All entries are to be transcribed exactly. Pictures are not part of the copy.

(Records excerpted from a collection)
'''
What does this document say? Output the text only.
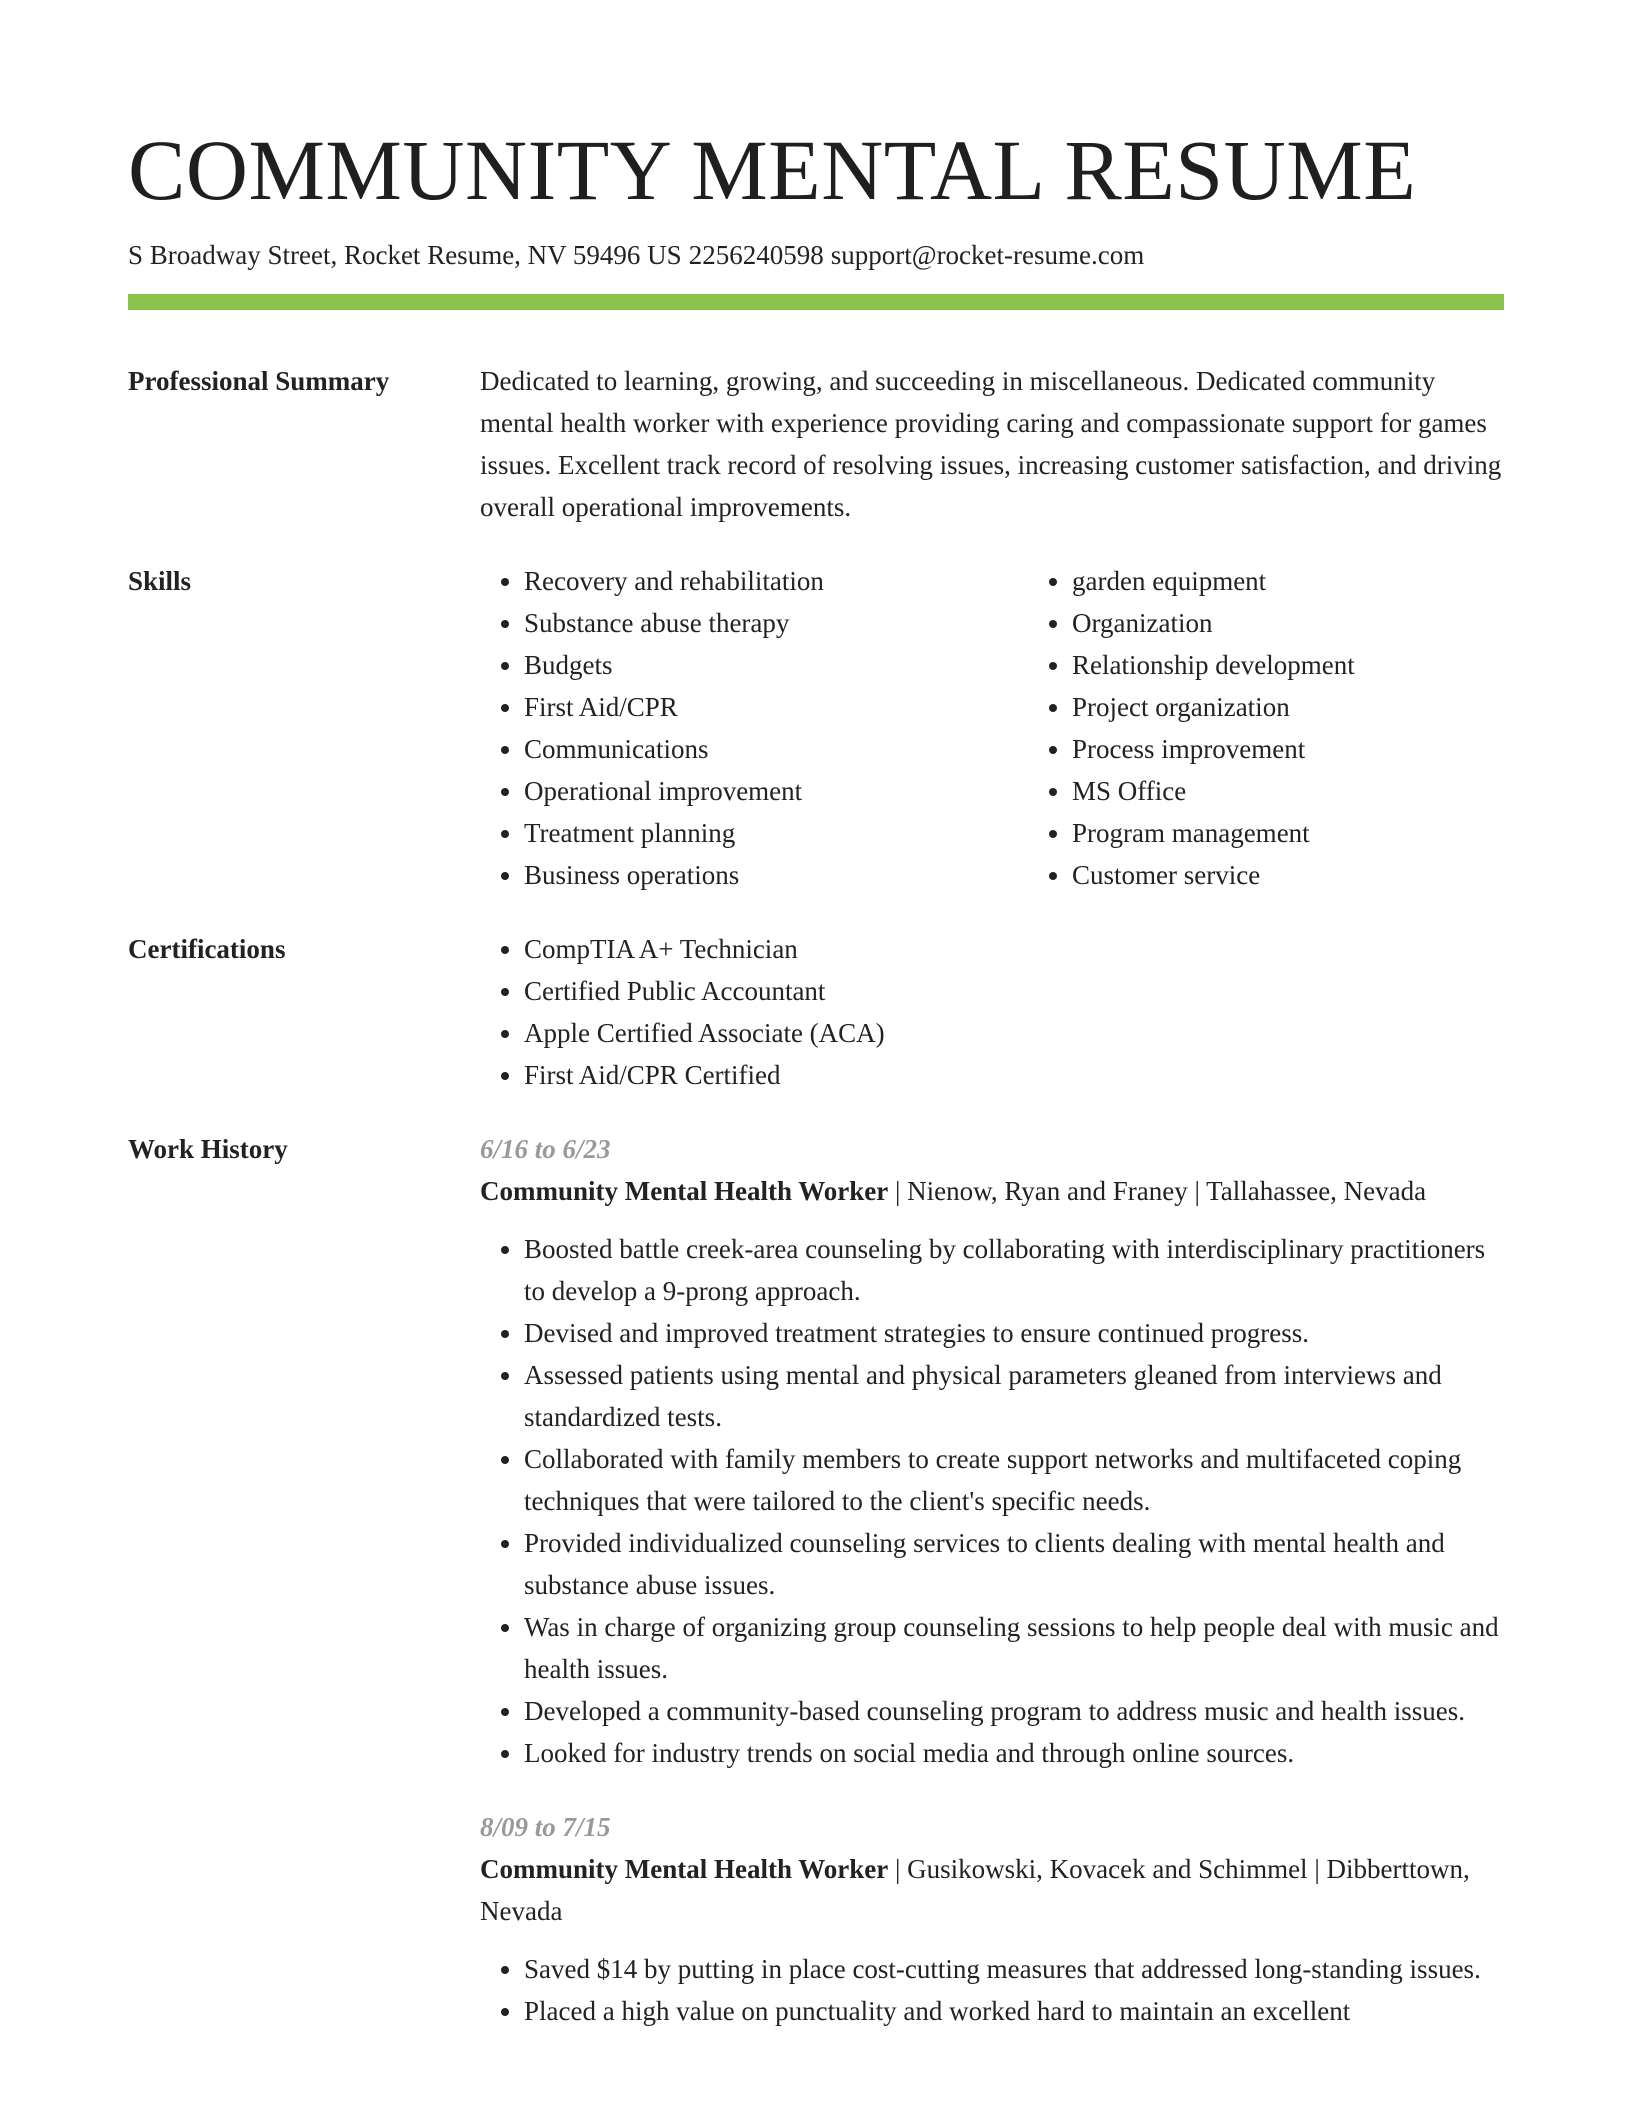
COMMUNITY MENTAL RESUME
S Broadway Street, Rocket Resume, NV 59496 US 2256240598 support@rocket-resume.com
Professional Summary	Dedicated to learning, growing, and succeeding in miscellaneous. Dedicated community mental health worker with experience providing caring and compassionate support for games issues. Excellent track record of resolving issues, increasing customer satisfaction, and driving overall operational improvements.

Skills	• Recovery and rehabilitation
• Substance abuse therapy
• Budgets
• First Aid/CPR
• Communications
• Operational improvement
• Treatment planning
• Business operations
• garden equipment
• Organization
• Relationship development
• Project organization
• Process improvement
• MS Office
• Program management
• Customer service
Certifications	• CompTIA A+ Technician
• Certified Public Accountant
• Apple Certified Associate (ACA)
• First Aid/CPR Certified
Work History	6/16 to 6/23
Community Mental Health Worker | Nienow, Ryan and Franey | Tallahassee, Nevada
• Boosted battle creek-area counseling by collaborating with interdisciplinary practitioners to develop a 9-prong approach.
• Devised and improved treatment strategies to ensure continued progress.
• Assessed patients using mental and physical parameters gleaned from interviews and standardized tests.
• Collaborated with family members to create support networks and multifaceted coping techniques that were tailored to the client's specific needs.
• Provided individualized counseling services to clients dealing with mental health and substance abuse issues.
• Was in charge of organizing group counseling sessions to help people deal with music and health issues.
• Developed a community-based counseling program to address music and health issues.
• Looked for industry trends on social media and through online sources.
8/09 to 7/15
Community Mental Health Worker | Gusikowski, Kovacek and Schimmel | Dibberttown, Nevada
• Saved $14 by putting in place cost-cutting measures that addressed long-standing issues.
• Placed a high value on punctuality and worked hard to maintain an excellent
'''
*THE ANSWER*:
What does this document say? Output the text only.
COMMUNITY MENTAL RESUME
S Broadway Street, Rocket Resume, NV 59496 US 2256240598 support@rocket-resume.com
Professional Summary	Dedicated to learning, growing, and succeeding in miscellaneous. Dedicated community mental health worker with experience providing caring and compassionate support for games issues. Excellent track record of resolving issues, increasing customer satisfaction, and driving overall operational improvements.

Skills	• Recovery and rehabilitation
• Substance abuse therapy
• Budgets
• First Aid/CPR
• Communications
• Operational improvement
• Treatment planning
• Business operations
• garden equipment
• Organization
• Relationship development
• Project organization
• Process improvement
• MS Office
• Program management
• Customer service
Certifications	• CompTIA A+ Technician
• Certified Public Accountant
• Apple Certified Associate (ACA)
• First Aid/CPR Certified
Work History	6/16 to 6/23
Community Mental Health Worker | Nienow, Ryan and Franey | Tallahassee, Nevada
• Boosted battle creek-area counseling by collaborating with interdisciplinary practitioners to develop a 9-prong approach.
• Devised and improved treatment strategies to ensure continued progress.
• Assessed patients using mental and physical parameters gleaned from interviews and standardized tests.
• Collaborated with family members to create support networks and multifaceted coping techniques that were tailored to the client's specific needs.
• Provided individualized counseling services to clients dealing with mental health and substance abuse issues.
• Was in charge of organizing group counseling sessions to help people deal with music and health issues.
• Developed a community-based counseling program to address music and health issues.
• Looked for industry trends on social media and through online sources.
8/09 to 7/15
Community Mental Health Worker | Gusikowski, Kovacek and Schimmel | Dibberttown, Nevada
• Saved $14 by putting in place cost-cutting measures that addressed long-standing issues.
• Placed a high value on punctuality and worked hard to maintain an excellent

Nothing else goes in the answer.